▶ [Dataset excerpts]
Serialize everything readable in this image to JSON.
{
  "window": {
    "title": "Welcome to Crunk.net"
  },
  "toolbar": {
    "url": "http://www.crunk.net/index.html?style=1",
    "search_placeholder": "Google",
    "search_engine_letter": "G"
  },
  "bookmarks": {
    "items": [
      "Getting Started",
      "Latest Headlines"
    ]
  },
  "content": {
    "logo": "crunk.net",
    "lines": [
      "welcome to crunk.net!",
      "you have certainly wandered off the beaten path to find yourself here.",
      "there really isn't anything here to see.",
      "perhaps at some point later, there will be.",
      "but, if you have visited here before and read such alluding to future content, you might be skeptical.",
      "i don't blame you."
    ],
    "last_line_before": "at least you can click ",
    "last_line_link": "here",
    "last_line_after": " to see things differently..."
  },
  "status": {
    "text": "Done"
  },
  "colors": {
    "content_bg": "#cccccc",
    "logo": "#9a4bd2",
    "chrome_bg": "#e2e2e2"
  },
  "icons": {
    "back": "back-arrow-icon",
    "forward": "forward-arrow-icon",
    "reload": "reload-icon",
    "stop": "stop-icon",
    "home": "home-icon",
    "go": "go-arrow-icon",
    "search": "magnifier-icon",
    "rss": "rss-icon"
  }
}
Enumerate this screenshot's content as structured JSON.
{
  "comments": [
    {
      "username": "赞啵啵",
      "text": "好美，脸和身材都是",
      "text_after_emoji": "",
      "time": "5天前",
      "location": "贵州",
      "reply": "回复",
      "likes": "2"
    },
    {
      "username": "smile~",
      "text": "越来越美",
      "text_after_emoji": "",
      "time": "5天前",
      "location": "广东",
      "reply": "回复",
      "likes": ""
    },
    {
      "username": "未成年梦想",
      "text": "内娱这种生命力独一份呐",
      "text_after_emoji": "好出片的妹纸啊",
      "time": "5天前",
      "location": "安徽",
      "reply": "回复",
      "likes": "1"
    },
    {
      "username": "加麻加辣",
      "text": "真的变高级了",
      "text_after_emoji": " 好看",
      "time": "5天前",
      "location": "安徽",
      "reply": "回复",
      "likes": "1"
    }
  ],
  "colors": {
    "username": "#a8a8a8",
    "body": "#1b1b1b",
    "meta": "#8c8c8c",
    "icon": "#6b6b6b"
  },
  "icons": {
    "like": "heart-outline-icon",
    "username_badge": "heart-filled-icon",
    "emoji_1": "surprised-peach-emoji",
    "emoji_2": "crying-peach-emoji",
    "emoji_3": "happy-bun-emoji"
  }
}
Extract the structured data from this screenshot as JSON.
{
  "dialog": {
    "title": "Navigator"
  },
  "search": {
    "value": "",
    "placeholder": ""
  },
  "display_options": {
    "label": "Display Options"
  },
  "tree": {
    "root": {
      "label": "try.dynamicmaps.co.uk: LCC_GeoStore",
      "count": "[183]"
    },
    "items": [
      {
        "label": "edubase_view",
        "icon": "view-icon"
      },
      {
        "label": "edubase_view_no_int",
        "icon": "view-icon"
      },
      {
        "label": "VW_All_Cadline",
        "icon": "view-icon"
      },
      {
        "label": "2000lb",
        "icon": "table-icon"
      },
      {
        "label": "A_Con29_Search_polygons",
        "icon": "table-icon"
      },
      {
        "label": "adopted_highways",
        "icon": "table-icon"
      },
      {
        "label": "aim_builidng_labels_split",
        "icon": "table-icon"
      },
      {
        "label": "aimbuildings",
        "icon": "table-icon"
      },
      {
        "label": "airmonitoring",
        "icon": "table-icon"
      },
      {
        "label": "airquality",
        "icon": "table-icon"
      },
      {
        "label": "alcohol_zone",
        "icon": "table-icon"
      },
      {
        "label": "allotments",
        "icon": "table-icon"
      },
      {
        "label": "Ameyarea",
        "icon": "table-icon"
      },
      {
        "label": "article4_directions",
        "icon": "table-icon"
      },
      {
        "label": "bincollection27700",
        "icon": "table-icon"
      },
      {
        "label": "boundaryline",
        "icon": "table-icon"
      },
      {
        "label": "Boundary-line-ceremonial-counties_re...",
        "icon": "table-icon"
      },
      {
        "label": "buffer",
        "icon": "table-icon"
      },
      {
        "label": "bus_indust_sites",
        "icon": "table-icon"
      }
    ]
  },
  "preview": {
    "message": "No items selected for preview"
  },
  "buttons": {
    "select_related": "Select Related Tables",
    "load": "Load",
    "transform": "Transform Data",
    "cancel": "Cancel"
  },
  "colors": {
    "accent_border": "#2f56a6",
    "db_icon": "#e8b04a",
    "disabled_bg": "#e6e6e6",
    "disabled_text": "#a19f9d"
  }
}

▶ [Given exercise] In the records, locate each line holding the string "structured" and copy it.

▶ [The solution]
Enumerate this screenshot's content as structured JSON.
Extract the structured data from this screenshot as JSON.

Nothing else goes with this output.